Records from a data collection
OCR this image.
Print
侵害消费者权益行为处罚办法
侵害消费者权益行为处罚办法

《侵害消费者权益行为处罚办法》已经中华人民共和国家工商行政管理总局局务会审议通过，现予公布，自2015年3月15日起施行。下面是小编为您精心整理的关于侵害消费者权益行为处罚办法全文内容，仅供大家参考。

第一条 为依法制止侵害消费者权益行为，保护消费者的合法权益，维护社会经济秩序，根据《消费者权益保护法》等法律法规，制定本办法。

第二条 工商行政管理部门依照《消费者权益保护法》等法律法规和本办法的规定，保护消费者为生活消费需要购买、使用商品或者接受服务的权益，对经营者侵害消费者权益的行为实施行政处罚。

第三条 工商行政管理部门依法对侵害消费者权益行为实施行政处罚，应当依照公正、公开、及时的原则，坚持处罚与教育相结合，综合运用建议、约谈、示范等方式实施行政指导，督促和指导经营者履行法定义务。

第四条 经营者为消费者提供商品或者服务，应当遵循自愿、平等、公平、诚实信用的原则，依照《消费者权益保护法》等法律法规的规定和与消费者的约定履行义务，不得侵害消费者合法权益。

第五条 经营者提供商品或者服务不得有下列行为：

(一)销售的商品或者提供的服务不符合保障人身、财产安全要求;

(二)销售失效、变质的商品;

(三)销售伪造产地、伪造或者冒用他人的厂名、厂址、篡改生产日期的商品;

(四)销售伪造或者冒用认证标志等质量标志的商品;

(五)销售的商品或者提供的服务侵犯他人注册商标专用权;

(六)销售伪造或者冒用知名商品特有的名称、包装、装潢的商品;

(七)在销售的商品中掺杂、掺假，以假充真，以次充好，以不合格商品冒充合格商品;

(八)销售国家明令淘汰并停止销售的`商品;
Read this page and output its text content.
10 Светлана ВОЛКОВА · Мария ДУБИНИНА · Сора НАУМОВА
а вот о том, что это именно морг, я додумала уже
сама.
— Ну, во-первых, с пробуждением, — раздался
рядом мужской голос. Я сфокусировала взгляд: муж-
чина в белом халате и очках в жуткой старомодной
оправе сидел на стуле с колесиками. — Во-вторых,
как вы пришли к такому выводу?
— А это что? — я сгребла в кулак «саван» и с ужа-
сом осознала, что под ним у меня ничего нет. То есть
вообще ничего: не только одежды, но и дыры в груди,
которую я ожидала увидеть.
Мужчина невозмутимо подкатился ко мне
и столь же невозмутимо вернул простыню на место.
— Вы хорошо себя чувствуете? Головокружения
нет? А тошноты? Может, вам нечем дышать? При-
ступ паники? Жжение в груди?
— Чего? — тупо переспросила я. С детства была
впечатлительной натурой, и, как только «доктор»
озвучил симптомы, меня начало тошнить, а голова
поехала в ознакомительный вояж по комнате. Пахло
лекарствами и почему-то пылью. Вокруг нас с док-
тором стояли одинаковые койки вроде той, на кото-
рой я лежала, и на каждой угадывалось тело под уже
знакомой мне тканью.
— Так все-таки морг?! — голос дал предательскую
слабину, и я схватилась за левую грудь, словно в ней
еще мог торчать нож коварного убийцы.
* * *
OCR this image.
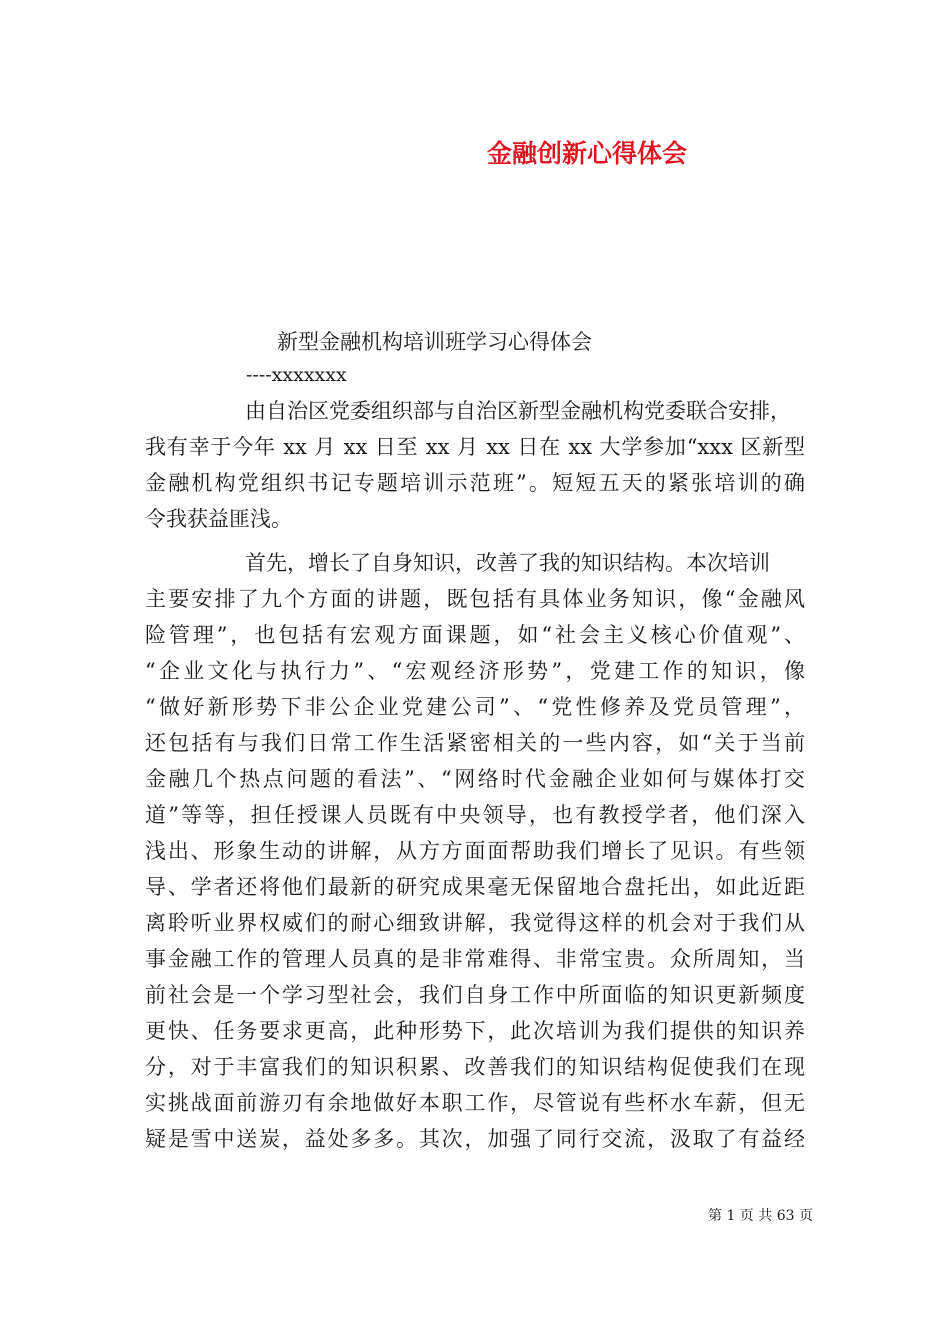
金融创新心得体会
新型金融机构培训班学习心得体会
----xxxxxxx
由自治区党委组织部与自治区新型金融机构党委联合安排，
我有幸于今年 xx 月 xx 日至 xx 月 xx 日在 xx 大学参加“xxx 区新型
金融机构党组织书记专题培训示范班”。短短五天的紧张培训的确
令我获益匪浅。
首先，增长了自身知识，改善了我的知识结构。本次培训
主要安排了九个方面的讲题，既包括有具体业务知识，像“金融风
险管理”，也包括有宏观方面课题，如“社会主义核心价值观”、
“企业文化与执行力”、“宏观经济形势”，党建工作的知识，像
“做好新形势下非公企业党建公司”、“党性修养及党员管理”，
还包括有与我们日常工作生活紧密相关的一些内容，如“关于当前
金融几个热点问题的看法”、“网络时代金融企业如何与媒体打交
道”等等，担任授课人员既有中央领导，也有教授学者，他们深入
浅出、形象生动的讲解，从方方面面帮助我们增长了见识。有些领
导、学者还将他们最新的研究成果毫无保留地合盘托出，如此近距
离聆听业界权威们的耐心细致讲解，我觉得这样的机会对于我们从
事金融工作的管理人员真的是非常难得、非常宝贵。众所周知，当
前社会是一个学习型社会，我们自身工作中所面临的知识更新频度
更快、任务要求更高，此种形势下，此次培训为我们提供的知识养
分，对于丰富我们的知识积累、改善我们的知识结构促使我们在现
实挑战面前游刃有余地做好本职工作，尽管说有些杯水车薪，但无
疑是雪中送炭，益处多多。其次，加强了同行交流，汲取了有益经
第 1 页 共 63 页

### Task to complete
From the entries above, copy every line that holds the word "ничего".

### Result below
сом осознала, что под ним у меня ничего нет. То есть
вообще ничего: не только одежды, но и дыры в груди,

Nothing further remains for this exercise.